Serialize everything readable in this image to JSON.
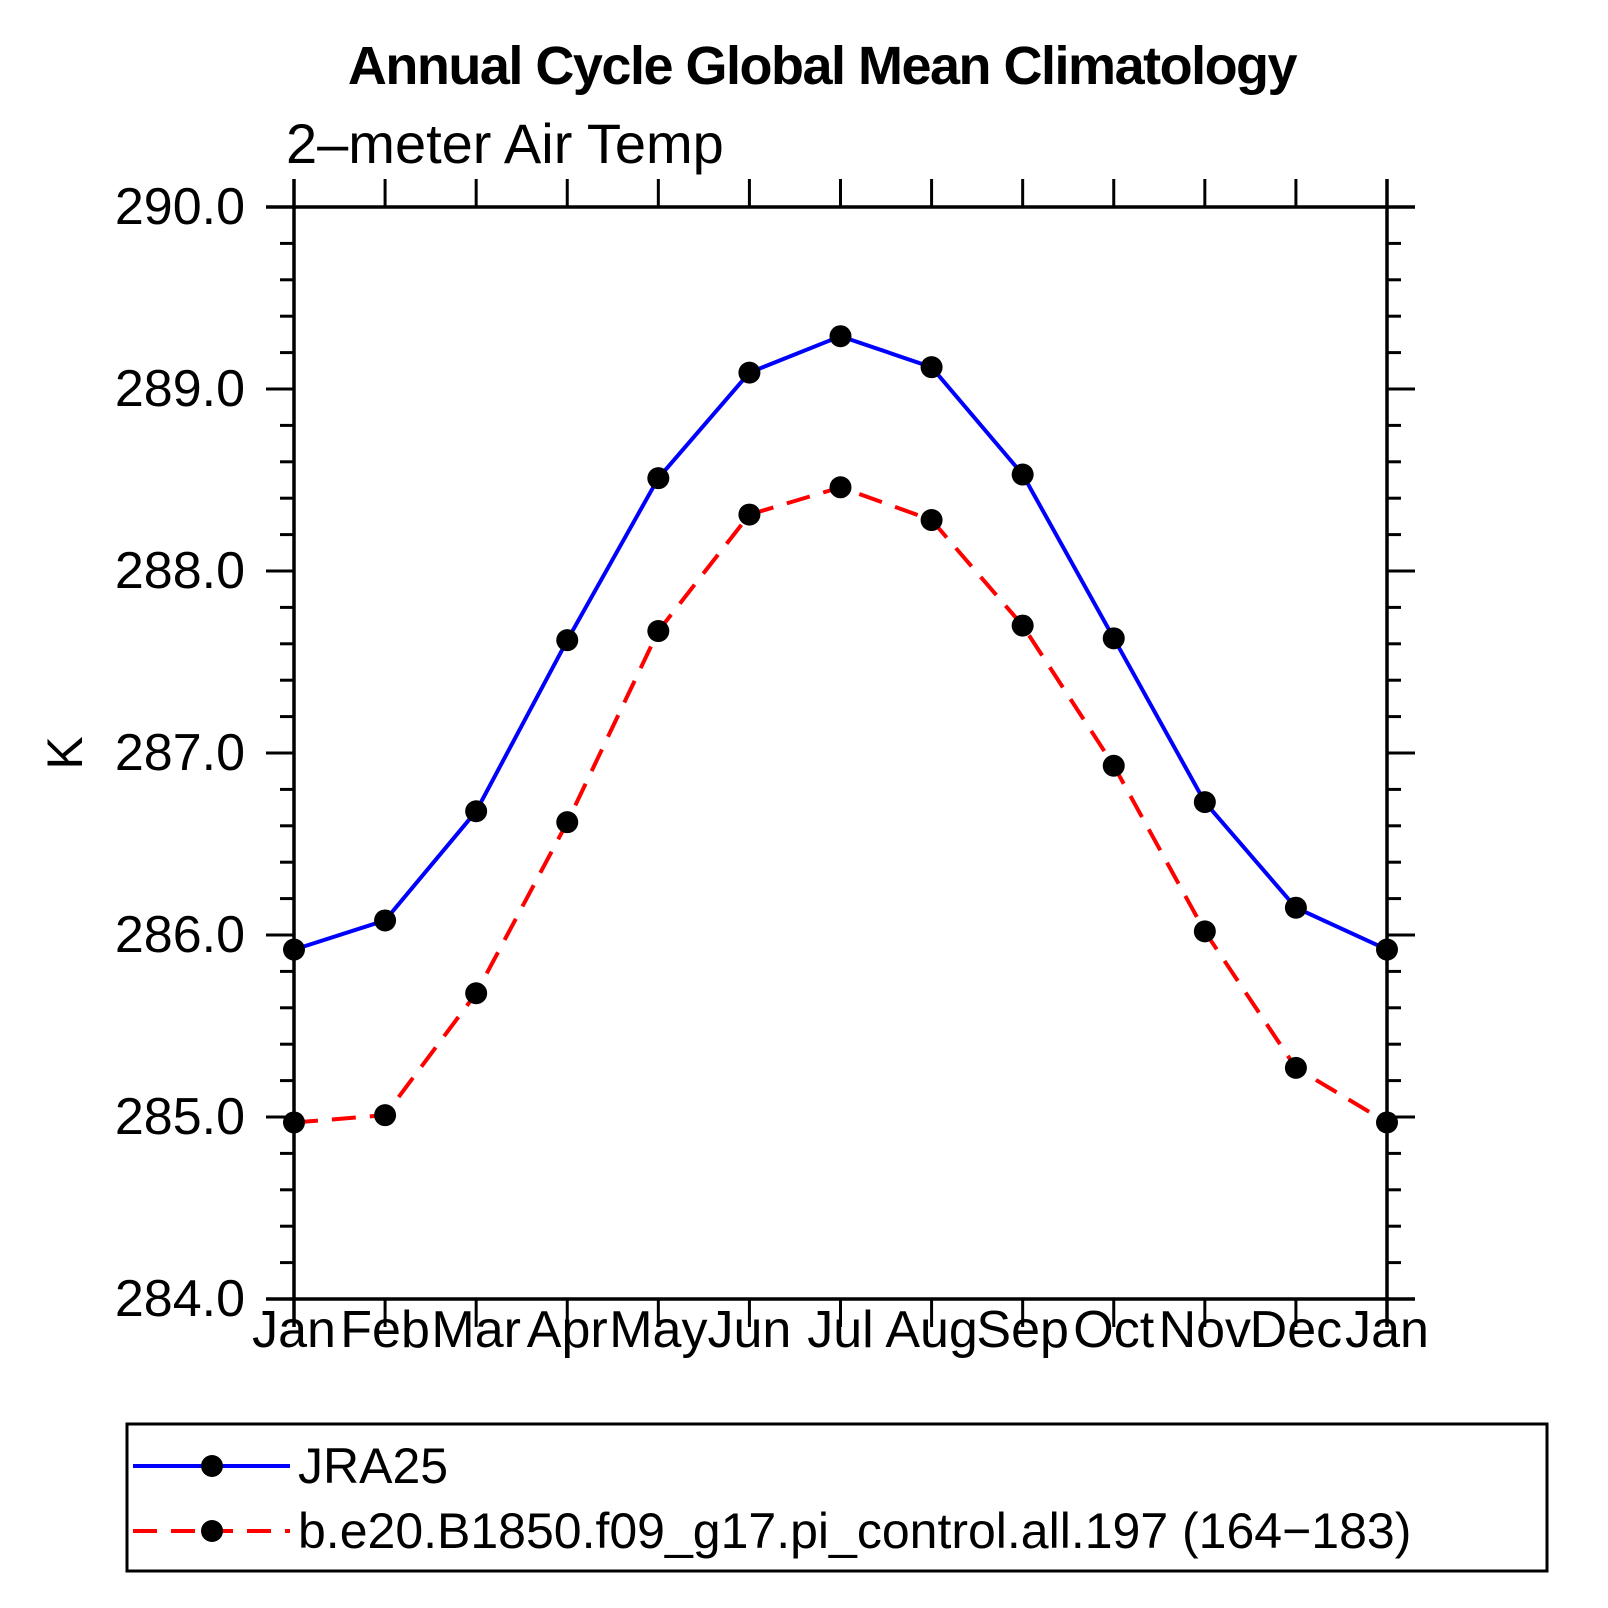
{
  "title": "Annual Cycle Global Mean Climatology",
  "subtitle": "2–meter Air Temp",
  "ylabel": "K",
  "chart_data": {
    "type": "line",
    "categories": [
      "Jan",
      "Feb",
      "Mar",
      "Apr",
      "May",
      "Jun",
      "Jul",
      "Aug",
      "Sep",
      "Oct",
      "Nov",
      "Dec",
      "Jan"
    ],
    "series": [
      {
        "name": "JRA25",
        "color": "#0000ff",
        "line_style": "solid",
        "marker": "circle",
        "marker_color": "#000000",
        "values": [
          285.92,
          286.08,
          286.68,
          287.62,
          288.51,
          289.09,
          289.29,
          289.12,
          288.53,
          287.63,
          286.73,
          286.15,
          285.92
        ]
      },
      {
        "name": "b.e20.B1850.f09_g17.pi_control.all.197 (164−183)",
        "color": "#ff0000",
        "line_style": "dashed",
        "marker": "circle",
        "marker_color": "#000000",
        "values": [
          284.97,
          285.01,
          285.68,
          286.62,
          287.67,
          288.31,
          288.46,
          288.28,
          287.7,
          286.93,
          286.02,
          285.27,
          284.97
        ]
      }
    ],
    "ylim": [
      284.0,
      290.0
    ],
    "ytick_major": 1.0,
    "ytick_minor": 0.2,
    "ytick_labels": [
      "284.0",
      "285.0",
      "286.0",
      "287.0",
      "288.0",
      "289.0",
      "290.0"
    ],
    "grid": false,
    "legend_position": "bottom"
  }
}
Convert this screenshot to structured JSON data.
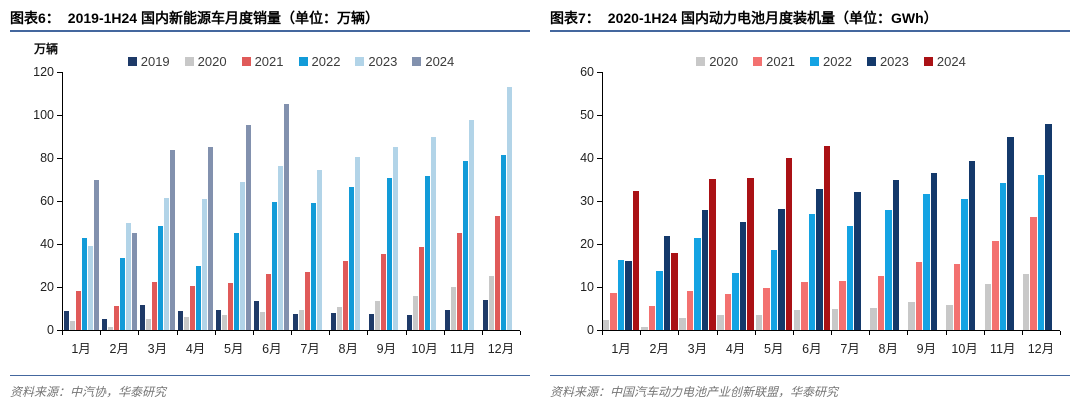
┄┄┄┄┄┄
Task prompt: Report only the number of lines that hold the string "JSON" in this listing.

Task solution: 2